SHORT PROBLEM: Swap "log-line" for "log-entry" in the material from the line with "492, 746, 508]" up to and including the line with "202, 971, 218]". Return only those lines, leaving everything else unchanged.
Start of MATERIAL FOR THIS TASK
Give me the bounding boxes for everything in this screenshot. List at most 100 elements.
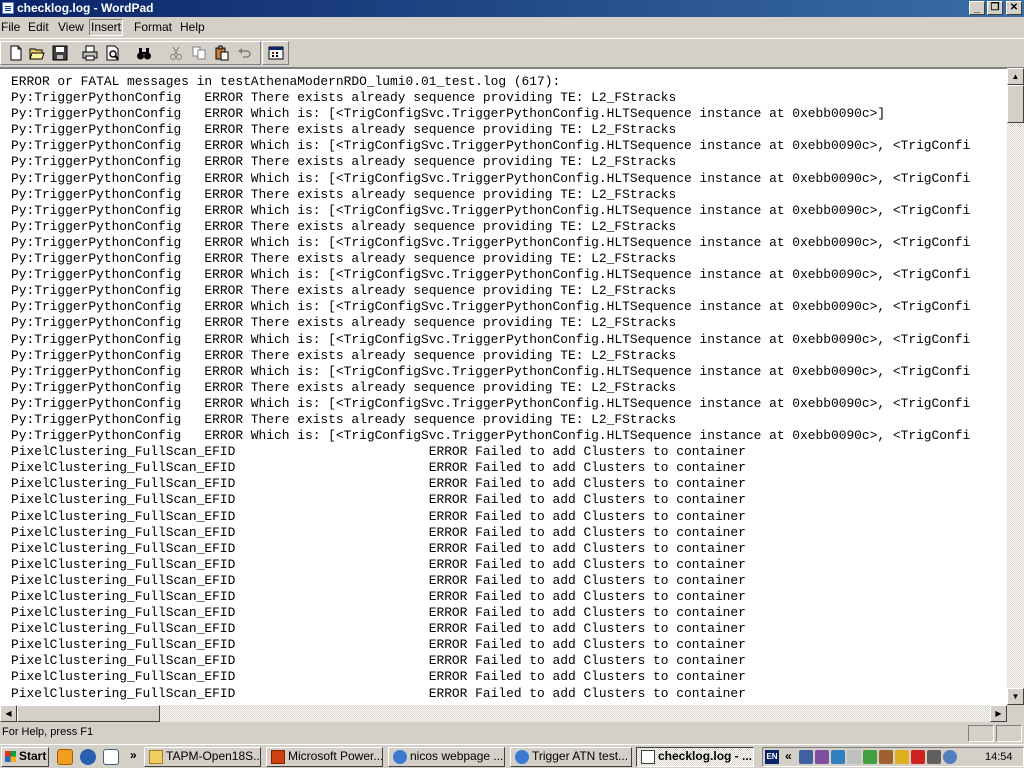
- log-line: PixelClustering_FullScan_EFID ERROR Fail…: [11, 492, 746, 508]
- log-line: PixelClustering_FullScan_EFID ERROR Fail…: [11, 572, 746, 588]
- taskbar-task-wordpad[interactable]: checklog.log - ...: [636, 747, 754, 767]
- quicklaunch-mail-icon[interactable]: [103, 749, 119, 765]
- log-line: Py:TriggerPythonConfig ERROR Which is: […: [11, 202, 971, 218]
- menu-file[interactable]: File: [1, 20, 20, 35]
- task-label: TAPM-Open18S...: [166, 749, 261, 763]
- title-bar[interactable]: checklog.log - WordPad _ ❐ ✕: [0, 0, 1024, 17]
- log-line: Py:TriggerPythonConfig ERROR There exist…: [11, 122, 677, 138]
- log-line: PixelClustering_FullScan_EFID ERROR Fail…: [11, 605, 746, 621]
- folder-icon: [149, 750, 163, 764]
- log-line: Py:TriggerPythonConfig ERROR Which is: […: [11, 299, 971, 315]
- tray-app-icon[interactable]: [863, 750, 877, 764]
- menu-view[interactable]: View: [58, 20, 84, 35]
- log-line: PixelClustering_FullScan_EFID ERROR Fail…: [11, 685, 746, 701]
- system-tray: EN « 14:54: [762, 747, 1024, 767]
- toolbar: [0, 38, 1024, 68]
- log-line: Py:TriggerPythonConfig ERROR There exist…: [11, 379, 677, 395]
- ie-browser-icon: [393, 750, 407, 764]
- language-indicator[interactable]: EN: [765, 750, 779, 764]
- taskbar-task-powerpoint[interactable]: Microsoft Power...: [266, 747, 383, 767]
- log-line: Py:TriggerPythonConfig ERROR There exist…: [11, 90, 677, 106]
- wordpad-icon: [641, 750, 655, 764]
- log-line: Py:TriggerPythonConfig ERROR Which is: […: [11, 428, 971, 444]
- scroll-up-arrow-icon[interactable]: ▲: [1007, 68, 1024, 85]
- log-line: Py:TriggerPythonConfig ERROR Which is: […: [11, 138, 971, 154]
- print-icon[interactable]: [78, 42, 101, 64]
- paste-icon[interactable]: [210, 42, 233, 64]
- log-line: Py:TriggerPythonConfig ERROR Which is: […: [11, 331, 971, 347]
- quicklaunch-overflow-icon[interactable]: »: [130, 748, 137, 762]
- log-line: PixelClustering_FullScan_EFID ERROR Fail…: [11, 476, 746, 492]
- print-preview-icon[interactable]: [101, 42, 124, 64]
- minimize-button[interactable]: _: [969, 1, 985, 15]
- taskbar-task-browser[interactable]: Trigger ATN test...: [510, 747, 632, 767]
- task-label: Microsoft Power...: [288, 749, 383, 763]
- menu-format[interactable]: Format: [134, 20, 172, 35]
- menu-help[interactable]: Help: [180, 20, 205, 35]
- scroll-down-arrow-icon[interactable]: ▼: [1007, 688, 1024, 705]
- log-line: PixelClustering_FullScan_EFID ERROR Fail…: [11, 444, 746, 460]
- new-document-icon[interactable]: [4, 42, 27, 64]
- taskbar-task-folder[interactable]: TAPM-Open18S...: [144, 747, 261, 767]
- log-line: PixelClustering_FullScan_EFID ERROR Fail…: [11, 589, 746, 604]
- status-bar: For Help, press F1: [0, 723, 1024, 743]
- windows-logo-icon: [5, 751, 16, 762]
- status-panel: [968, 725, 994, 742]
- menu-edit[interactable]: Edit: [28, 20, 49, 35]
- tray-app-icon[interactable]: [927, 750, 941, 764]
- log-line: Py:TriggerPythonConfig ERROR There exist…: [11, 251, 677, 267]
- ie-browser-icon: [515, 750, 529, 764]
- maximize-button[interactable]: ❐: [987, 1, 1003, 15]
- status-text: For Help, press F1: [2, 726, 94, 738]
- tray-app-icon[interactable]: [831, 750, 845, 764]
- log-line: PixelClustering_FullScan_EFID ERROR Fail…: [11, 460, 746, 476]
- taskbar-task-browser[interactable]: nicos webpage ...: [388, 747, 505, 767]
- scroll-left-arrow-icon[interactable]: ◀: [0, 705, 17, 722]
- log-line: Py:TriggerPythonConfig ERROR Which is: […: [11, 395, 971, 411]
- insert-date-time-icon[interactable]: [264, 42, 287, 64]
- tray-app-icon[interactable]: [879, 750, 893, 764]
- log-line: ERROR or FATAL messages in testAthenaMod…: [11, 74, 561, 89]
- tray-app-icon[interactable]: [943, 750, 957, 764]
- log-line: PixelClustering_FullScan_EFID ERROR Fail…: [11, 669, 746, 685]
- find-binoculars-icon[interactable]: [132, 42, 155, 64]
- undo-icon[interactable]: [233, 42, 256, 64]
- clock[interactable]: 14:54: [985, 749, 1013, 765]
- vertical-scrollbar[interactable]: [1007, 68, 1024, 705]
- document-editor[interactable]: ERROR or FATAL messages in testAthenaMod…: [0, 68, 1007, 705]
- log-line: PixelClustering_FullScan_EFID ERROR Fail…: [11, 653, 746, 669]
- log-line: Py:TriggerPythonConfig ERROR Which is: […: [11, 234, 971, 250]
- log-line: Py:TriggerPythonConfig ERROR There exist…: [11, 186, 677, 202]
- tray-app-icon[interactable]: [815, 750, 829, 764]
- start-button[interactable]: Start: [1, 747, 49, 767]
- log-line: PixelClustering_FullScan_EFID ERROR Fail…: [11, 621, 746, 637]
- save-disk-icon[interactable]: [48, 42, 71, 64]
- scroll-right-arrow-icon[interactable]: ▶: [990, 705, 1007, 722]
- tray-expand-icon[interactable]: «: [785, 749, 792, 763]
- tray-app-icon[interactable]: [847, 750, 861, 764]
- cut-scissors-icon[interactable]: [164, 42, 187, 64]
- log-line: Py:TriggerPythonConfig ERROR Which is: […: [11, 267, 971, 283]
- tray-app-icon[interactable]: [895, 750, 909, 764]
- close-button[interactable]: ✕: [1006, 1, 1022, 15]
- task-label: checklog.log - ...: [658, 749, 753, 763]
- log-line: PixelClustering_FullScan_EFID ERROR Fail…: [11, 540, 746, 556]
- quicklaunch-browser-icon[interactable]: [80, 749, 96, 765]
- wordpad-app-icon[interactable]: [2, 2, 14, 14]
- log-line: Py:TriggerPythonConfig ERROR Which is: […: [11, 170, 971, 186]
- log-line: Py:TriggerPythonConfig ERROR Which is: […: [11, 363, 971, 379]
- menu-insert[interactable]: Insert: [89, 19, 124, 36]
- horizontal-scroll-thumb[interactable]: [17, 705, 160, 722]
- task-label: Trigger ATN test...: [532, 749, 629, 763]
- log-text: ERROR or FATAL messages in testAthenaMod…: [11, 74, 970, 702]
- copy-icon[interactable]: [187, 42, 210, 64]
- quicklaunch-app-icon[interactable]: [57, 749, 73, 765]
- log-line: Py:TriggerPythonConfig ERROR There exist…: [11, 347, 677, 363]
- window-title: checklog.log - WordPad: [17, 1, 154, 15]
- vertical-scroll-thumb[interactable]: [1007, 85, 1024, 123]
- scrollbar-corner: [1007, 705, 1024, 722]
- network-icon[interactable]: [799, 750, 813, 764]
- open-folder-icon[interactable]: [25, 42, 48, 64]
- log-line: PixelClustering_FullScan_EFID ERROR Fail…: [11, 556, 746, 572]
- tray-app-icon[interactable]: [911, 750, 925, 764]
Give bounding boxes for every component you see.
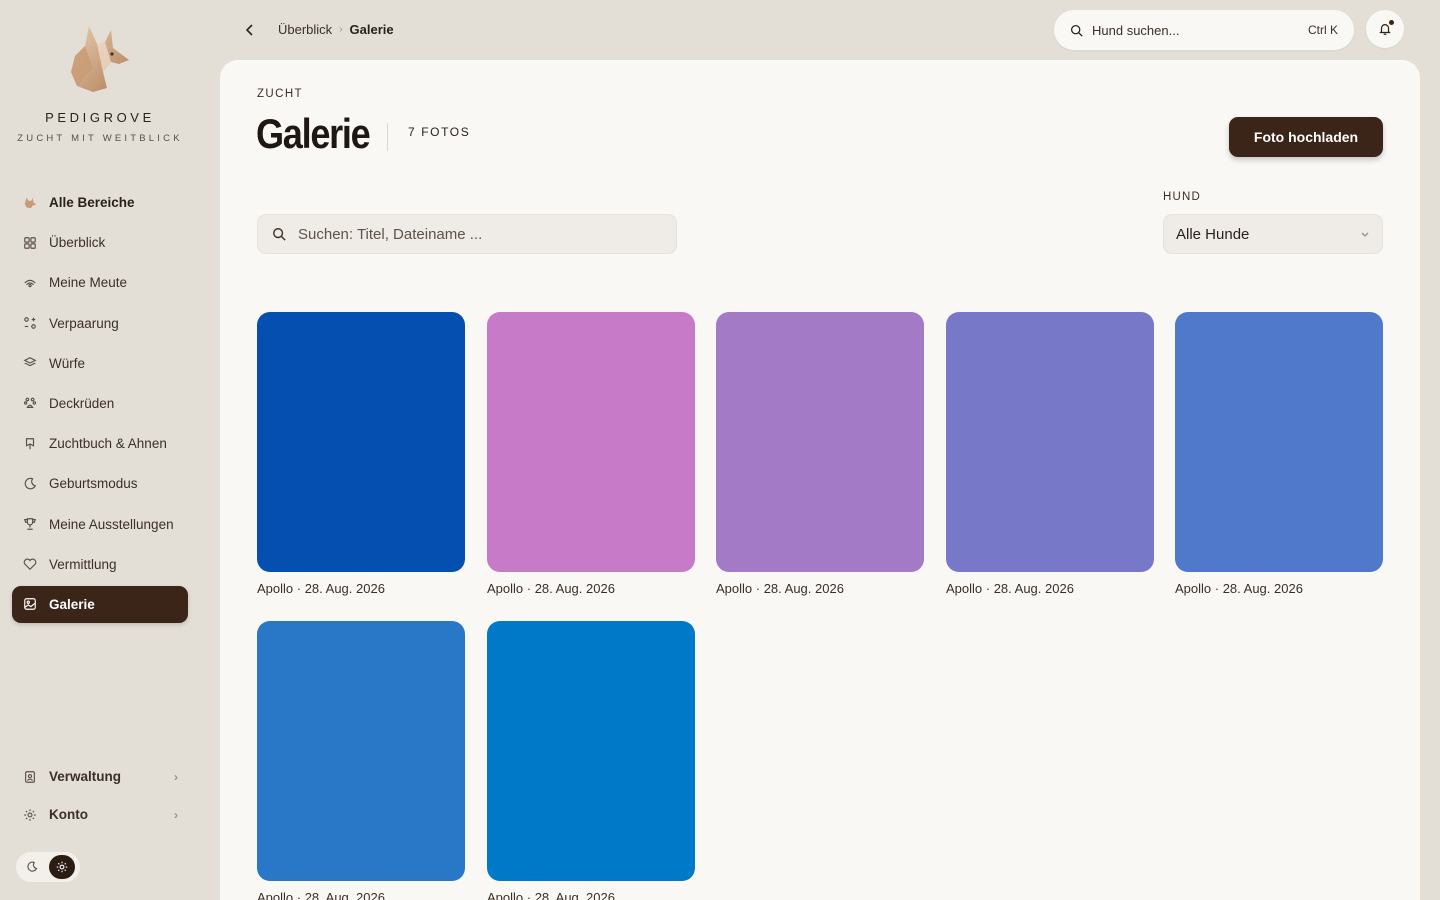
photo-thumbnail[interactable] bbox=[487, 312, 695, 572]
book-icon bbox=[22, 436, 38, 452]
photo-tile[interactable]: Apollo · 28. Aug. 2026 bbox=[487, 621, 695, 900]
dog-filter-value: Alle Hunde bbox=[1176, 225, 1250, 243]
dog-logo-icon bbox=[71, 26, 129, 92]
sidebar-item-label: Deckrüden bbox=[49, 395, 115, 411]
photo-tile[interactable]: Apollo · 28. Aug. 2026 bbox=[716, 312, 924, 596]
sidebar-bottom-nav: Verwaltung › Konto › bbox=[12, 758, 188, 834]
sidebar-item-alle-bereiche[interactable]: Alle Bereiche bbox=[12, 184, 188, 221]
gear-icon bbox=[22, 807, 38, 823]
chevron-down-icon bbox=[1361, 232, 1369, 237]
breadcrumb-item[interactable]: Überblick bbox=[278, 22, 332, 37]
photo-tile[interactable]: Apollo · 28. Aug. 2026 bbox=[257, 312, 465, 596]
sidebar-item-geburtsmodus[interactable]: Geburtsmodus bbox=[12, 465, 188, 502]
photo-caption: Apollo · 28. Aug. 2026 bbox=[1175, 581, 1303, 596]
photo-thumbnail[interactable] bbox=[946, 312, 1154, 572]
theme-toggle[interactable] bbox=[16, 852, 80, 882]
page-title: Galerie bbox=[256, 110, 371, 157]
paw-icon bbox=[22, 275, 38, 291]
sidebar-item-label: Zuchtbuch & Ahnen bbox=[49, 436, 167, 452]
photo-tile[interactable]: Apollo · 28. Aug. 2026 bbox=[1175, 312, 1383, 596]
search-icon bbox=[273, 228, 286, 241]
keyboard-shortcut: Ctrl K bbox=[1308, 23, 1338, 37]
trophy-icon bbox=[22, 516, 38, 532]
dog-head-icon bbox=[22, 195, 38, 211]
chevron-right-icon: › bbox=[339, 24, 343, 35]
divider bbox=[387, 123, 388, 151]
page-kicker: ZUCHT bbox=[257, 88, 303, 100]
photo-thumbnail[interactable] bbox=[257, 312, 465, 572]
global-search[interactable]: Hund suchen... Ctrl K bbox=[1054, 10, 1354, 50]
sidebar-item-wuerfe[interactable]: Würfe bbox=[12, 345, 188, 382]
photo-thumbnail[interactable] bbox=[716, 312, 924, 572]
image-icon bbox=[22, 596, 38, 612]
sidebar-item-label: Alle Bereiche bbox=[49, 195, 135, 210]
sidebar-item-meine-meute[interactable]: Meine Meute bbox=[12, 264, 188, 301]
paw-print-icon bbox=[22, 395, 38, 411]
gallery-search-input[interactable]: Suchen: Titel, Dateiname ... bbox=[257, 214, 677, 254]
sidebar-item-label: Verwaltung bbox=[49, 769, 122, 784]
sidebar-item-zuchtbuch[interactable]: Zuchtbuch & Ahnen bbox=[12, 425, 188, 462]
sidebar: PEDIGROVE ZUCHT MIT WEITBLICK Alle Berei… bbox=[0, 0, 200, 900]
brand: PEDIGROVE ZUCHT MIT WEITBLICK bbox=[0, 24, 200, 144]
photo-caption: Apollo · 28. Aug. 2026 bbox=[946, 581, 1074, 596]
sidebar-nav: Alle Bereiche Überblick Meine Meute Verp… bbox=[12, 184, 188, 626]
chevron-right-icon: › bbox=[174, 807, 178, 822]
sidebar-item-label: Überblick bbox=[49, 235, 106, 251]
notifications-button[interactable] bbox=[1366, 10, 1404, 48]
sidebar-item-label: Meine Ausstellungen bbox=[49, 516, 174, 532]
chevron-left-icon bbox=[245, 24, 253, 36]
photo-caption: Apollo · 28. Aug. 2026 bbox=[257, 581, 385, 596]
sidebar-item-label: Vermittlung bbox=[49, 556, 117, 572]
sidebar-item-label: Meine Meute bbox=[49, 275, 128, 291]
heart-icon bbox=[22, 556, 38, 572]
photo-tile[interactable]: Apollo · 28. Aug. 2026 bbox=[257, 621, 465, 900]
photo-caption: Apollo · 28. Aug. 2026 bbox=[487, 890, 615, 900]
sidebar-item-ueberblick[interactable]: Überblick bbox=[12, 224, 188, 261]
search-placeholder: Suchen: Titel, Dateiname ... bbox=[298, 225, 483, 243]
global-search-label: Hund suchen... bbox=[1092, 22, 1180, 38]
photo-tile[interactable]: Apollo · 28. Aug. 2026 bbox=[946, 312, 1154, 596]
photo-caption: Apollo · 28. Aug. 2026 bbox=[487, 581, 615, 596]
notification-dot bbox=[1389, 20, 1394, 25]
moon-icon bbox=[22, 476, 38, 492]
sidebar-item-label: Galerie bbox=[49, 596, 95, 612]
pairing-icon bbox=[22, 315, 38, 331]
sidebar-item-label: Geburtsmodus bbox=[49, 476, 138, 492]
photo-tile[interactable]: Apollo · 28. Aug. 2026 bbox=[487, 312, 695, 596]
photo-thumbnail[interactable] bbox=[257, 621, 465, 881]
photo-count: 7 FOTOS bbox=[408, 125, 471, 139]
back-button[interactable] bbox=[240, 20, 260, 40]
sidebar-item-deckrueden[interactable]: Deckrüden bbox=[12, 385, 188, 422]
admin-icon bbox=[22, 769, 38, 785]
layers-icon bbox=[22, 355, 38, 371]
dog-filter-label: HUND bbox=[1163, 191, 1202, 203]
breadcrumb-current: Galerie bbox=[349, 22, 394, 37]
grid-icon bbox=[22, 235, 38, 251]
photo-thumbnail[interactable] bbox=[487, 621, 695, 881]
sidebar-item-konto[interactable]: Konto › bbox=[12, 796, 188, 833]
chevron-right-icon: › bbox=[174, 769, 178, 784]
sidebar-item-label: Konto bbox=[49, 807, 88, 822]
sidebar-item-verpaarung[interactable]: Verpaarung bbox=[12, 305, 188, 342]
moon-icon[interactable] bbox=[19, 855, 45, 879]
sun-icon[interactable] bbox=[49, 855, 75, 879]
breadcrumb: Überblick › Galerie bbox=[278, 22, 394, 37]
upload-photo-button[interactable]: Foto hochladen bbox=[1229, 117, 1383, 157]
photo-thumbnail[interactable] bbox=[1175, 312, 1383, 572]
dog-filter-select[interactable]: Alle Hunde bbox=[1163, 214, 1383, 254]
main-panel: ZUCHT Galerie 7 FOTOS Foto hochladen Suc… bbox=[220, 60, 1420, 900]
sidebar-item-label: Würfe bbox=[49, 355, 86, 371]
sidebar-item-ausstellungen[interactable]: Meine Ausstellungen bbox=[12, 506, 188, 543]
photo-caption: Apollo · 28. Aug. 2026 bbox=[257, 890, 385, 900]
photo-caption: Apollo · 28. Aug. 2026 bbox=[716, 581, 844, 596]
search-icon bbox=[1070, 24, 1083, 37]
sidebar-item-vermittlung[interactable]: Vermittlung bbox=[12, 546, 188, 583]
sidebar-item-verwaltung[interactable]: Verwaltung › bbox=[12, 758, 188, 795]
sidebar-item-galerie[interactable]: Galerie bbox=[12, 585, 188, 623]
brand-tagline: ZUCHT MIT WEITBLICK bbox=[17, 133, 183, 144]
sidebar-item-label: Verpaarung bbox=[49, 315, 119, 331]
brand-name: PEDIGROVE bbox=[45, 110, 155, 125]
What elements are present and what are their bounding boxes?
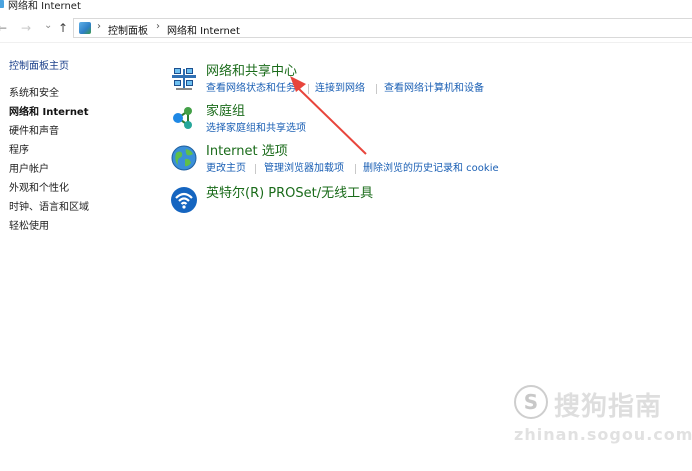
watermark-url: zhinan.sogou.com	[514, 425, 692, 444]
sogou-watermark: S 搜狗指南 zhinan.sogou.com	[512, 382, 692, 452]
sogou-logo-icon: S	[514, 385, 548, 419]
watermark-name: 搜狗指南	[554, 392, 663, 422]
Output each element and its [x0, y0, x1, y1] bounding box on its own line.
End of MATERIAL FOR THIS TASK
RESULT:
- log-entry: PixelClustering_FullScan_EFID ERROR Fail…: [11, 492, 746, 508]
- log-entry: PixelClustering_FullScan_EFID ERROR Fail…: [11, 572, 746, 588]
- taskbar-task-wordpad[interactable]: checklog.log - ...: [636, 747, 754, 767]
- quicklaunch-mail-icon[interactable]: [103, 749, 119, 765]
- log-entry: Py:TriggerPythonConfig ERROR Which is: […: [11, 202, 971, 218]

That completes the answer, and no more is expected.